Task to carry out: Show every line where "value" occurs.

Extracted records:
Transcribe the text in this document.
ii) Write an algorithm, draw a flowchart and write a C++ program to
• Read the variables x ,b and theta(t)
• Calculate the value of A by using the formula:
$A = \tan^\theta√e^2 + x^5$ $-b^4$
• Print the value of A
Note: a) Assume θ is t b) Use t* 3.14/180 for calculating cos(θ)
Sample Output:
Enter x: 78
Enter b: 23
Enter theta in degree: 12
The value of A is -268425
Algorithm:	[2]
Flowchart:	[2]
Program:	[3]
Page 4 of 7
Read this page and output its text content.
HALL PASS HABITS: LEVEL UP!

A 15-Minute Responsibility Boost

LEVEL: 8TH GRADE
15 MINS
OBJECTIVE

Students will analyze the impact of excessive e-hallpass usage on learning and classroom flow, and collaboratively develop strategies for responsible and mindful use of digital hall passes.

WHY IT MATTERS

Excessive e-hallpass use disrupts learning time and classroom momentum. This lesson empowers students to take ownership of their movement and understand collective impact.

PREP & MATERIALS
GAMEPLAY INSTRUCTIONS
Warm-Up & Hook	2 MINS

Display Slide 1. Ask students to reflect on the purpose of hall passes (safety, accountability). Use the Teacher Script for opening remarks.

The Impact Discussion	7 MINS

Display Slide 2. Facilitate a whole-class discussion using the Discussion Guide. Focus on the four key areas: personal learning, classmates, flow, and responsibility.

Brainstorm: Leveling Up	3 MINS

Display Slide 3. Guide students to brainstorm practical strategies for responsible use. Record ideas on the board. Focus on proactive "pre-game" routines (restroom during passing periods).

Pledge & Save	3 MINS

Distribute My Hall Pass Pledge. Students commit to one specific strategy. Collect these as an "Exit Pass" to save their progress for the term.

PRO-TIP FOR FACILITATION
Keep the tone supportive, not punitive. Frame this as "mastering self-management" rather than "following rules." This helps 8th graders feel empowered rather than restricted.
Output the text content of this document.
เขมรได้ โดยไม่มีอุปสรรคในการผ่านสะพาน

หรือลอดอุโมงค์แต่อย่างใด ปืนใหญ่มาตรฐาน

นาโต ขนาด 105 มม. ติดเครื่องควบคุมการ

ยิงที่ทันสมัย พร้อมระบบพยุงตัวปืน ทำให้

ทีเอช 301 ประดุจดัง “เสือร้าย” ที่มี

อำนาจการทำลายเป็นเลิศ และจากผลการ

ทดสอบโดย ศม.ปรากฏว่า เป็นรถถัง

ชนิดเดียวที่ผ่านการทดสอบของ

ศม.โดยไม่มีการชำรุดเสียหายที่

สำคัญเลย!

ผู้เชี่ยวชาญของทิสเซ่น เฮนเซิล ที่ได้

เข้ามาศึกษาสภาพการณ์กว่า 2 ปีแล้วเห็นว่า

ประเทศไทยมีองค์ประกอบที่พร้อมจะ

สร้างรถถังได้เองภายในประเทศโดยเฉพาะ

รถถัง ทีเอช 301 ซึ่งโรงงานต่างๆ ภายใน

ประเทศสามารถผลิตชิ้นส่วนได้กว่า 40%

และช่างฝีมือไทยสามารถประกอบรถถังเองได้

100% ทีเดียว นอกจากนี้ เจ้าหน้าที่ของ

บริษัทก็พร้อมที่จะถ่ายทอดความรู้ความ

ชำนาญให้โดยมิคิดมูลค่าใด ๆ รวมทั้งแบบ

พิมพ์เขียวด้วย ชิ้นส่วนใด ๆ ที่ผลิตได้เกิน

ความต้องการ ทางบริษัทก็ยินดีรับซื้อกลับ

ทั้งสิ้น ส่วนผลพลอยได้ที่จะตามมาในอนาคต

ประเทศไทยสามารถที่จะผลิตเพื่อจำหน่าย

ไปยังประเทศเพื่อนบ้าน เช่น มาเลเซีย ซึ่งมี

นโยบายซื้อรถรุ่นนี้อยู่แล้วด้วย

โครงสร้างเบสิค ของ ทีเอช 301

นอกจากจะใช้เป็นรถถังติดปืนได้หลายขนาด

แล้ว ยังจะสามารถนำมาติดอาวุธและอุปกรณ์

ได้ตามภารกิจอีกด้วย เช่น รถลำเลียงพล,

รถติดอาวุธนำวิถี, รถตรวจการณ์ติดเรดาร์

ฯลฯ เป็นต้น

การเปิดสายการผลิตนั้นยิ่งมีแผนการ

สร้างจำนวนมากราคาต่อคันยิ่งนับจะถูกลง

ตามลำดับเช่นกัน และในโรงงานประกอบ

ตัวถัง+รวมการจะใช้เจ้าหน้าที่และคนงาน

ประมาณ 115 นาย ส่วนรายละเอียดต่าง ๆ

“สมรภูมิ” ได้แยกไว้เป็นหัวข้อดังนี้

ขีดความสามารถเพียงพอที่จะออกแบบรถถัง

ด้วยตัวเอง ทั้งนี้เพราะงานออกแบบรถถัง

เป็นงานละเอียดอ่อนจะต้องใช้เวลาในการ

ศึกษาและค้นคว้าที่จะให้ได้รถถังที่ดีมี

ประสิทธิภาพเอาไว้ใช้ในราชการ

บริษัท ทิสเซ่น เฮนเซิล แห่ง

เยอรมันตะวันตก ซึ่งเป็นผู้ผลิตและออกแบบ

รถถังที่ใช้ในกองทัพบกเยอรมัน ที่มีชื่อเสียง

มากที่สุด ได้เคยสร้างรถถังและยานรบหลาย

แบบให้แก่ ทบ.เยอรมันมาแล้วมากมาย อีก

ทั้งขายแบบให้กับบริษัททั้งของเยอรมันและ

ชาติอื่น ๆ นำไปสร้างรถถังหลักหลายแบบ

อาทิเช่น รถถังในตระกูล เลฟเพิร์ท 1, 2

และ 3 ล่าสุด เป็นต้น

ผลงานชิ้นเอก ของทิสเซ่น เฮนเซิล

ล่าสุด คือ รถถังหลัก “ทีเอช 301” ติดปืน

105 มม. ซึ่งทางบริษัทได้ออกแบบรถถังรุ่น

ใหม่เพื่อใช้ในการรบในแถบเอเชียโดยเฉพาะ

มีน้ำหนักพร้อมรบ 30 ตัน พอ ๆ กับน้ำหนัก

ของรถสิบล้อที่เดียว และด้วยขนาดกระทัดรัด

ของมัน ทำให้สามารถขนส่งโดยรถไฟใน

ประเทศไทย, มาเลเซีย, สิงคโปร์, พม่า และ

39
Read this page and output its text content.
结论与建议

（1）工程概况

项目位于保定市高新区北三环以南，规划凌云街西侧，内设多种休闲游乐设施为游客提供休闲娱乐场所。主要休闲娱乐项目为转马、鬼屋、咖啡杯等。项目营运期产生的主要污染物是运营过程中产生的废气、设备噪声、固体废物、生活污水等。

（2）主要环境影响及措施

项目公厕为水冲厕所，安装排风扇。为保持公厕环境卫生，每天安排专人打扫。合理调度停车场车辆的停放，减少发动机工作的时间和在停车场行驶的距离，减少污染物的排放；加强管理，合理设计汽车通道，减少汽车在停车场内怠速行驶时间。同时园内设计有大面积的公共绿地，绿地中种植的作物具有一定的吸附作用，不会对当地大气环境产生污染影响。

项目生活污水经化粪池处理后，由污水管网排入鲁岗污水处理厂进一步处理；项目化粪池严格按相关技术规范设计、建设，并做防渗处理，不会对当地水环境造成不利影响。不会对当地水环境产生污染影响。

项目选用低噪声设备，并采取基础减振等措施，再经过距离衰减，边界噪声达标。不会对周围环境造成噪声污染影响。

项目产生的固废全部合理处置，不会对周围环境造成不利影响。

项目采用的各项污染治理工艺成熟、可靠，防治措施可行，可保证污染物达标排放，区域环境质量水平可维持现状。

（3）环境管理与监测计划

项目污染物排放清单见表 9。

Full output:
• Calculate the value of A by using the formula:
• Print the value of A
The value of A is -268425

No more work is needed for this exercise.